■ **What needs to be done**: Identify the lines that contain the string "this", then copy each of them.

■ **Data supplied**:
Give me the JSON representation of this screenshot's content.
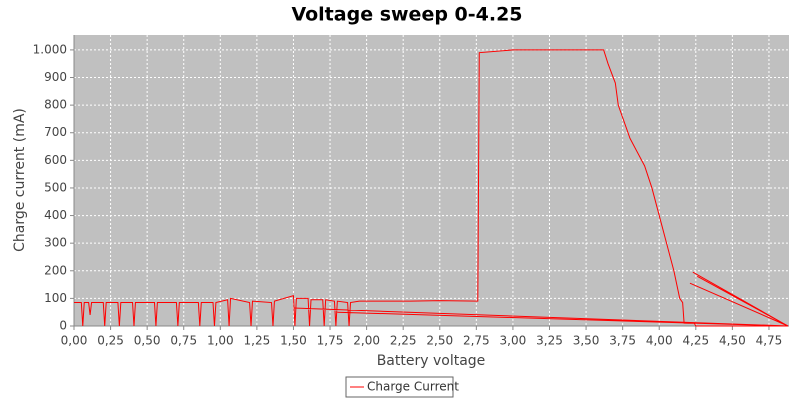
{
  "chart_data": {
    "type": "line",
    "title": "Voltage sweep 0-4.25",
    "x_label": "Battery voltage",
    "y_label": "Charge current (mA)",
    "x": [
      0.0,
      0.05,
      0.06,
      0.07,
      0.1,
      0.11,
      0.12,
      0.2,
      0.21,
      0.22,
      0.3,
      0.31,
      0.32,
      0.4,
      0.41,
      0.42,
      0.55,
      0.56,
      0.57,
      0.7,
      0.71,
      0.72,
      0.85,
      0.86,
      0.87,
      0.95,
      0.96,
      0.97,
      1.05,
      1.06,
      1.07,
      1.2,
      1.21,
      1.22,
      1.35,
      1.36,
      1.37,
      1.5,
      1.51,
      1.52,
      1.6,
      1.61,
      1.62,
      1.7,
      1.71,
      1.72,
      1.78,
      1.79,
      1.8,
      1.87,
      1.88,
      1.89,
      1.95,
      2.3,
      2.5,
      2.76,
      2.77,
      3.0,
      3.3,
      3.62,
      3.65,
      3.7,
      3.72,
      3.8,
      3.9,
      3.95,
      4.0,
      4.05,
      4.1,
      4.14,
      4.16,
      4.17,
      4.24,
      4.25,
      4.88,
      4.21,
      4.88,
      4.26,
      4.88,
      4.23,
      4.88,
      1.5,
      4.88,
      1.8,
      4.88
    ],
    "series": [
      {
        "name": "Charge Current",
        "color": "#ff0000",
        "values": [
          85,
          85,
          0,
          85,
          85,
          40,
          85,
          85,
          0,
          85,
          85,
          0,
          85,
          85,
          0,
          85,
          85,
          0,
          85,
          85,
          0,
          85,
          85,
          0,
          85,
          85,
          0,
          85,
          95,
          0,
          100,
          85,
          0,
          90,
          85,
          0,
          90,
          110,
          0,
          100,
          100,
          0,
          95,
          95,
          0,
          95,
          90,
          0,
          90,
          85,
          0,
          85,
          90,
          90,
          92,
          90,
          990,
          1000,
          1000,
          1000,
          950,
          880,
          800,
          680,
          580,
          500,
          400,
          300,
          200,
          100,
          85,
          10,
          10,
          0,
          0,
          155,
          0,
          180,
          0,
          195,
          0,
          65,
          0,
          50,
          0
        ]
      }
    ],
    "xlim": [
      0,
      4.887
    ],
    "ylim": [
      0,
      1054
    ],
    "xticks": [
      {
        "value": 0,
        "label": "0,00"
      },
      {
        "value": 0.25,
        "label": "0,25"
      },
      {
        "value": 0.5,
        "label": "0,50"
      },
      {
        "value": 0.75,
        "label": "0,75"
      },
      {
        "value": 1,
        "label": "1,00"
      },
      {
        "value": 1.25,
        "label": "1,25"
      },
      {
        "value": 1.5,
        "label": "1,50"
      },
      {
        "value": 1.75,
        "label": "1,75"
      },
      {
        "value": 2,
        "label": "2,00"
      },
      {
        "value": 2.25,
        "label": "2,25"
      },
      {
        "value": 2.5,
        "label": "2,50"
      },
      {
        "value": 2.75,
        "label": "2,75"
      },
      {
        "value": 3,
        "label": "3,00"
      },
      {
        "value": 3.25,
        "label": "3,25"
      },
      {
        "value": 3.5,
        "label": "3,50"
      },
      {
        "value": 3.75,
        "label": "3,75"
      },
      {
        "value": 4,
        "label": "4,00"
      },
      {
        "value": 4.25,
        "label": "4,25"
      },
      {
        "value": 4.5,
        "label": "4,50"
      },
      {
        "value": 4.75,
        "label": "4,75"
      }
    ],
    "yticks": [
      0,
      100,
      200,
      300,
      400,
      500,
      600,
      700,
      800,
      900,
      {
        "value": 1000,
        "label": "1.000"
      }
    ],
    "grid": true,
    "legend": "bottom"
  }
}
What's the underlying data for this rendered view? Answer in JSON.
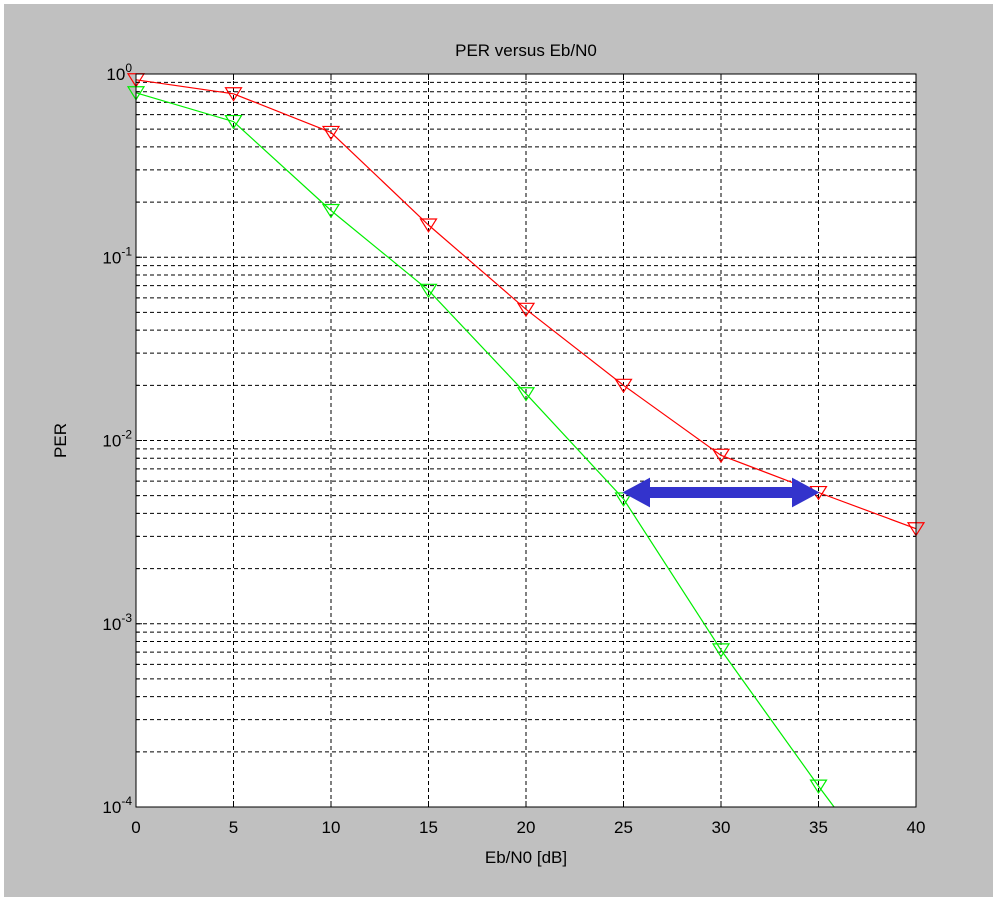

■ **Reply**:
Give me the JSON representation of this screenshot's content.
What's the underlying data for this rendered view? Answer in JSON.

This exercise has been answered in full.